- _TASK OBJECTIVE_
A verbatim restatement of the data, free of pictures, is what you should output.

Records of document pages
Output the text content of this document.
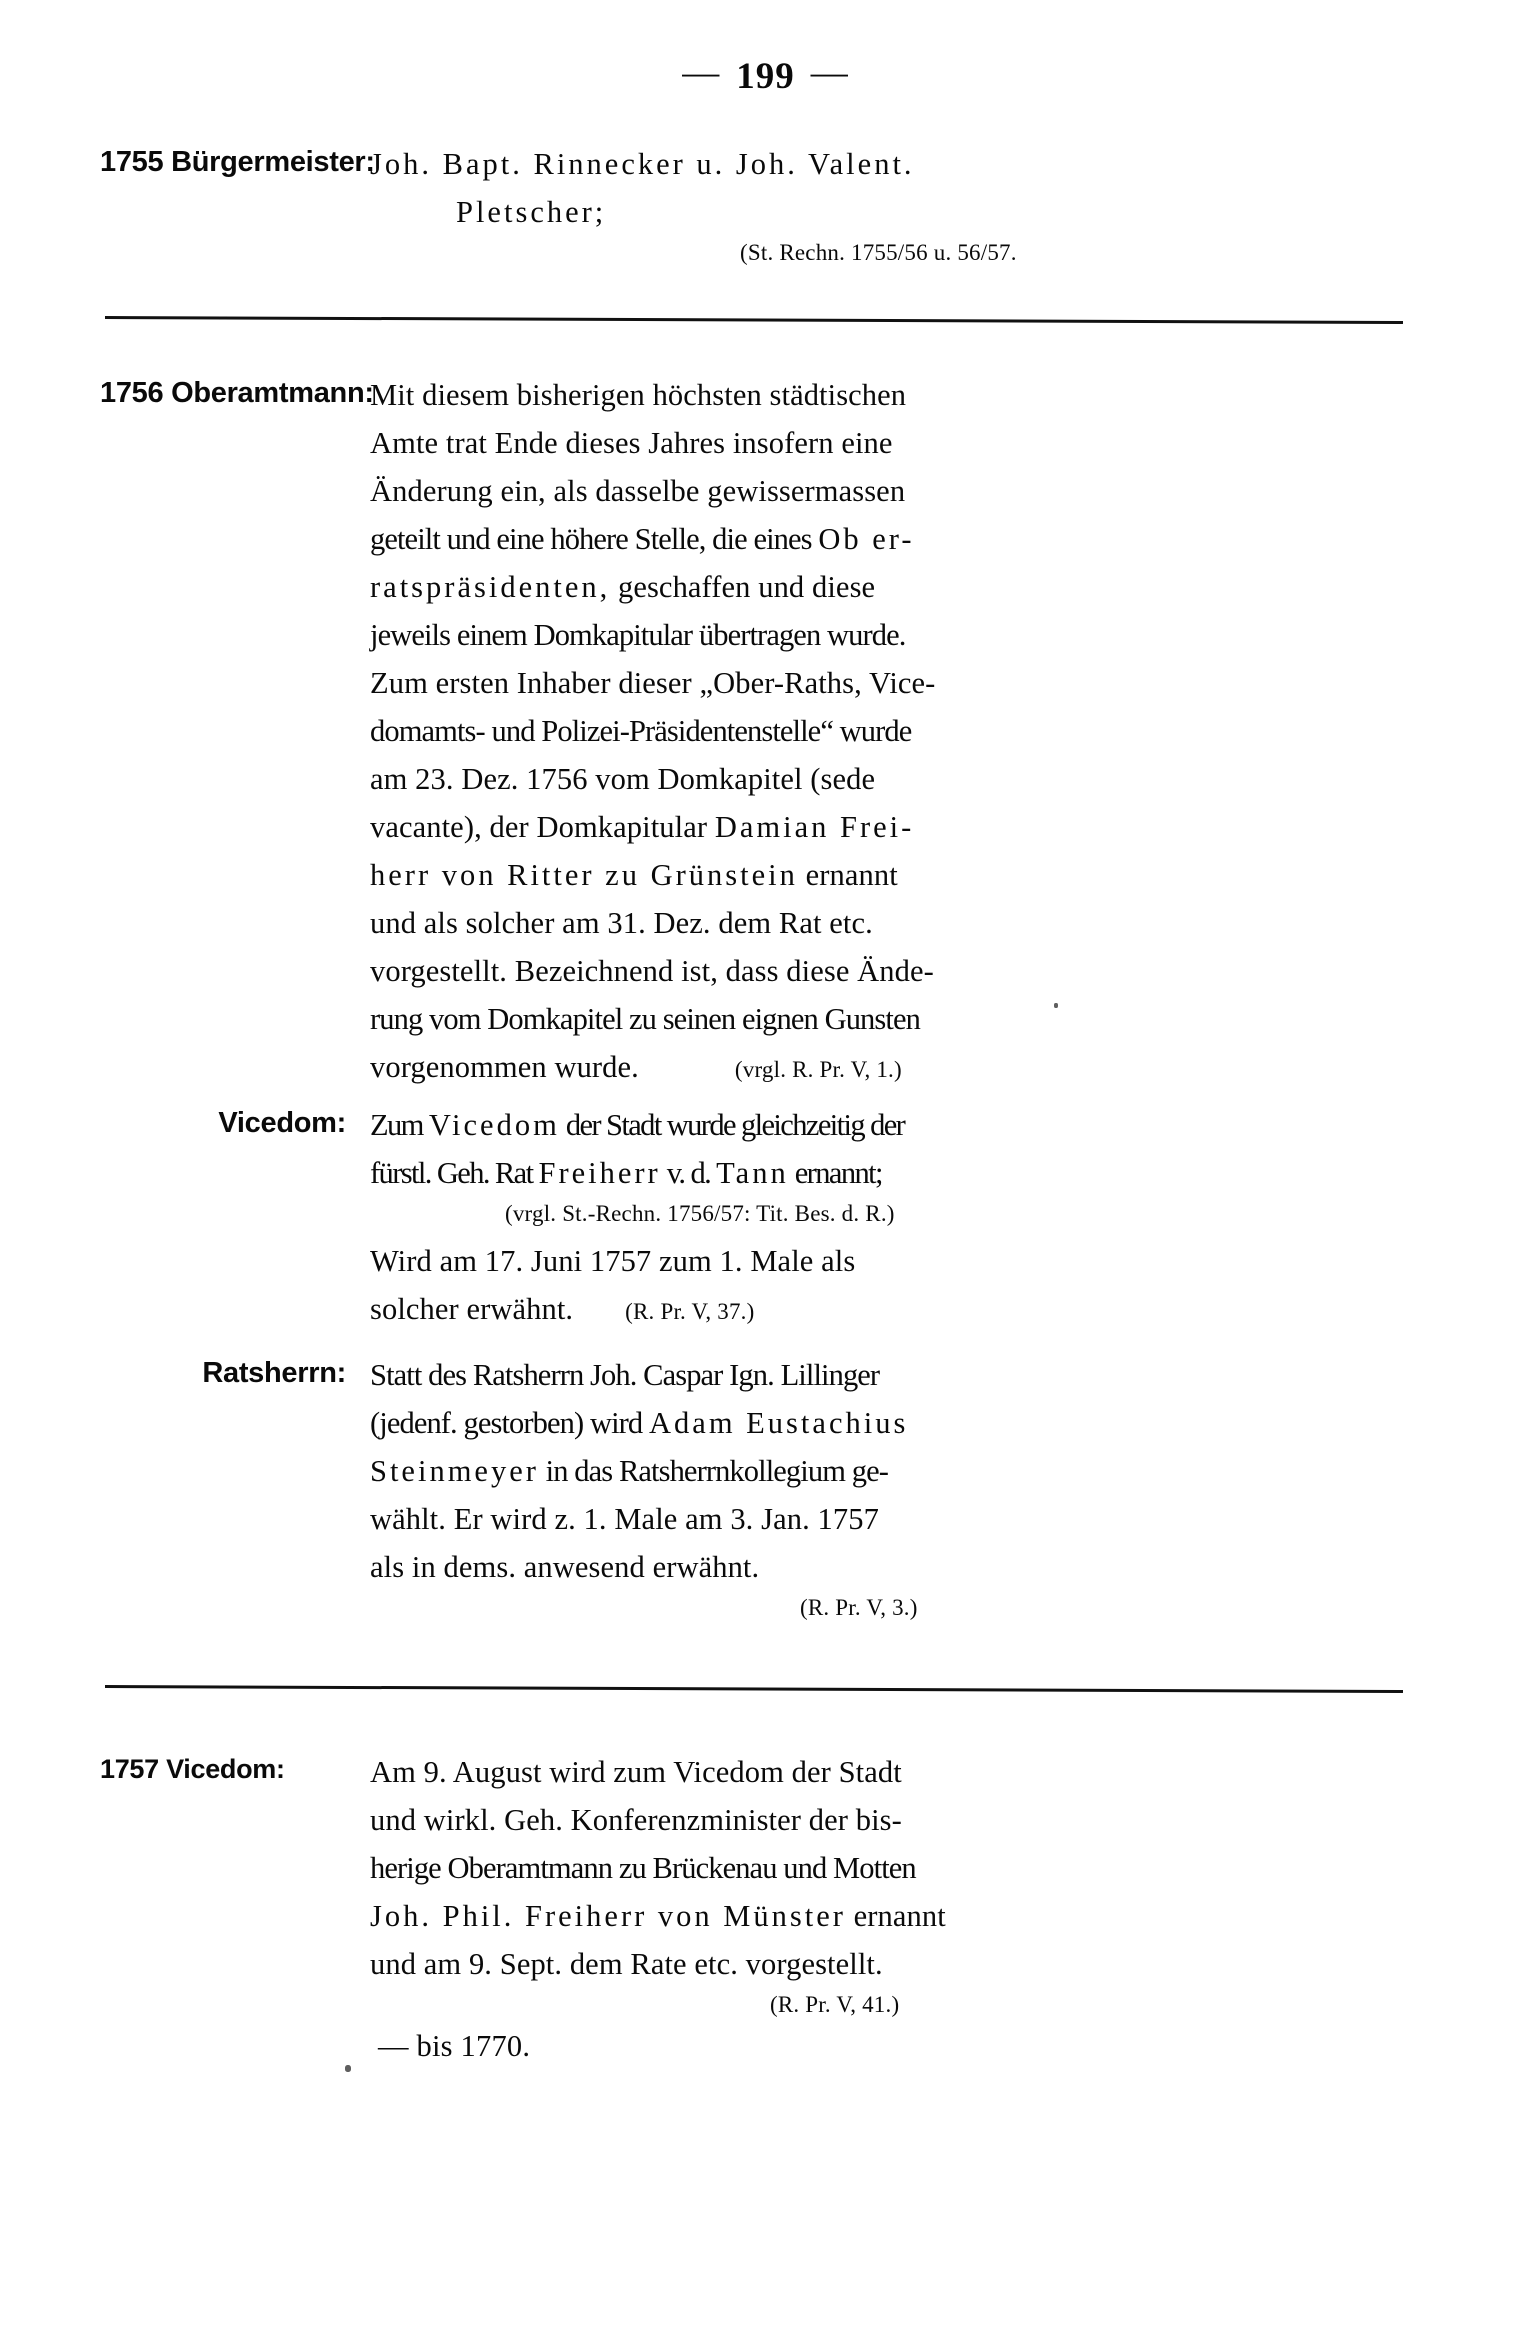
— 199 —
1755 Bürgermeister:
Joh. Bapt. Rinnecker u. Joh. Valent.
Pletscher;
(St. Rechn. 1755/56 u. 56/57.
1756 Oberamtmann:
Mit diesem bisherigen höchsten städtischen
Amte trat Ende dieses Jahres insofern eine
Änderung ein, als dasselbe gewissermassen
geteilt und eine höhere Stelle, die eines Ob er-
ratspräsidenten, geschaffen und diese
jeweils einem Domkapitular übertragen wurde.
Zum ersten Inhaber dieser „Ober-Raths, Vice-
domamts- und Polizei-Präsidentenstelle“ wurde
am 23. Dez. 1756 vom Domkapitel (sede
vacante), der Domkapitular Damian Frei-
herr von Ritter zu Grünstein ernannt
und als solcher am 31. Dez. dem Rat etc.
vorgestellt. Bezeichnend ist, dass diese Ände-
rung vom Domkapitel zu seinen eignen Gunsten
vorgenommen wurde.	(vrgl. R. Pr. V, 1.)
Vicedom: Zum Vicedom der Stadt wurde gleichzeitig der
fürstl. Geh. Rat Freiherr v. d. Tann ernannt;
(vrgl. St.-Rechn. 1756/57: Tit. Bes. d. R.)
Wird am 17. Juni 1757 zum 1. Male als
solcher erwähnt. (R. Pr. V, 37.)
Ratsherrn: Statt des Ratsherrn Joh. Caspar Ign. Lillinger
(jedenf. gestorben) wird Adam Eustachius
Steinmeyer in das Ratsherrnkollegium ge-
wählt. Er wird z. 1. Male am 3. Jan. 1757
als in dems. anwesend erwähnt.
(R. Pr. V, 3.)
1757 Vicedom:	Am 9. August wird zum Vicedom der Stadt
und wirkl. Geh. Konferenzminister der bis-
herige Oberamtmann zu Brückenau und Motten
Joh. Phil. Freiherr von Münster ernannt
und am 9. Sept. dem Rate etc. vorgestellt.
(R. Pr. V, 41.)
— bis 1770.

- _SOLUTION TO THIS EXERCISE_
Output the text content of this document.
— 199 —
1755 Bürgermeister:
Joh. Bapt. Rinnecker u. Joh. Valent.
Pletscher;
(St. Rechn. 1755/56 u. 56/57.
1756 Oberamtmann:
Mit diesem bisherigen höchsten städtischen
Amte trat Ende dieses Jahres insofern eine
Änderung ein, als dasselbe gewissermassen
geteilt und eine höhere Stelle, die eines Ob er-
ratspräsidenten, geschaffen und diese
jeweils einem Domkapitular übertragen wurde.
Zum ersten Inhaber dieser „Ober-Raths, Vice-
domamts- und Polizei-Präsidentenstelle“ wurde
am 23. Dez. 1756 vom Domkapitel (sede
vacante), der Domkapitular Damian Frei-
herr von Ritter zu Grünstein ernannt
und als solcher am 31. Dez. dem Rat etc.
vorgestellt. Bezeichnend ist, dass diese Ände-
rung vom Domkapitel zu seinen eignen Gunsten
vorgenommen wurde.	(vrgl. R. Pr. V, 1.)
Vicedom: Zum Vicedom der Stadt wurde gleichzeitig der
fürstl. Geh. Rat Freiherr v. d. Tann ernannt;
(vrgl. St.-Rechn. 1756/57: Tit. Bes. d. R.)
Wird am 17. Juni 1757 zum 1. Male als
solcher erwähnt. (R. Pr. V, 37.)
Ratsherrn: Statt des Ratsherrn Joh. Caspar Ign. Lillinger
(jedenf. gestorben) wird Adam Eustachius
Steinmeyer in das Ratsherrnkollegium ge-
wählt. Er wird z. 1. Male am 3. Jan. 1757
als in dems. anwesend erwähnt.
(R. Pr. V, 3.)
1757 Vicedom:	Am 9. August wird zum Vicedom der Stadt
und wirkl. Geh. Konferenzminister der bis-
herige Oberamtmann zu Brückenau und Motten
Joh. Phil. Freiherr von Münster ernannt
und am 9. Sept. dem Rate etc. vorgestellt.
(R. Pr. V, 41.)
— bis 1770.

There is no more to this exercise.